** begin **
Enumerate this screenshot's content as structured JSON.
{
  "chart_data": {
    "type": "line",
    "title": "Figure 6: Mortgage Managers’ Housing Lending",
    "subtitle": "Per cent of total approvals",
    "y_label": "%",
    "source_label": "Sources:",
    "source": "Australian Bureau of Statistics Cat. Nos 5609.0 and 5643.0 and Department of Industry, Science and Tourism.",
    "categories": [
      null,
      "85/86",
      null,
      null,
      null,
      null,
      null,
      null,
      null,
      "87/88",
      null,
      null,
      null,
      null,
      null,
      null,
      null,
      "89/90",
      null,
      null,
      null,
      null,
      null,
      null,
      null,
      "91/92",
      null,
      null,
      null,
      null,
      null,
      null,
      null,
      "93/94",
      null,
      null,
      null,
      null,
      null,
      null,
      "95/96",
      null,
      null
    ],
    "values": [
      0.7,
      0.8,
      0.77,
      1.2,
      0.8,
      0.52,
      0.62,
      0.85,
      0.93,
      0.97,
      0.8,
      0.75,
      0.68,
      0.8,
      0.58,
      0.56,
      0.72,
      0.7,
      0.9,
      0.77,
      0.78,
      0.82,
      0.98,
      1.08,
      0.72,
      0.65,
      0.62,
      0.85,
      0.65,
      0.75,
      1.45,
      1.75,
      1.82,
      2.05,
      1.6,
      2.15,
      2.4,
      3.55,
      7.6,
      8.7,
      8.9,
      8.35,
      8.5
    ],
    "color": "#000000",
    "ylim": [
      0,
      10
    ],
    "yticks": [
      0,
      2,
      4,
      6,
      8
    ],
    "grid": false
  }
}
** end **
▶ [Set exercise]: Give all of the entries again, word for word.

▶ [Answer to the problem]:
Enumerate this screenshot's content as structured JSON.
{
  "chart_data": {
    "type": "line",
    "title": "Figure 6: Mortgage Managers’ Housing Lending",
    "subtitle": "Per cent of total approvals",
    "y_label": "%",
    "source_label": "Sources:",
    "source": "Australian Bureau of Statistics Cat. Nos 5609.0 and 5643.0 and Department of Industry, Science and Tourism.",
    "categories": [
      null,
      "85/86",
      null,
      null,
      null,
      null,
      null,
      null,
      null,
      "87/88",
      null,
      null,
      null,
      null,
      null,
      null,
      null,
      "89/90",
      null,
      null,
      null,
      null,
      null,
      null,
      null,
      "91/92",
      null,
      null,
      null,
      null,
      null,
      null,
      null,
      "93/94",
      null,
      null,
      null,
      null,
      null,
      null,
      "95/96",
      null,
      null
    ],
    "values": [
      0.7,
      0.8,
      0.77,
      1.2,
      0.8,
      0.52,
      0.62,
      0.85,
      0.93,
      0.97,
      0.8,
      0.75,
      0.68,
      0.8,
      0.58,
      0.56,
      0.72,
      0.7,
      0.9,
      0.77,
      0.78,
      0.82,
      0.98,
      1.08,
      0.72,
      0.65,
      0.62,
      0.85,
      0.65,
      0.75,
      1.45,
      1.75,
      1.82,
      2.05,
      1.6,
      2.15,
      2.4,
      3.55,
      7.6,
      8.7,
      8.9,
      8.35,
      8.5
    ],
    "color": "#000000",
    "ylim": [
      0,
      10
    ],
    "yticks": [
      0,
      2,
      4,
      6,
      8
    ],
    "grid": false
  }
}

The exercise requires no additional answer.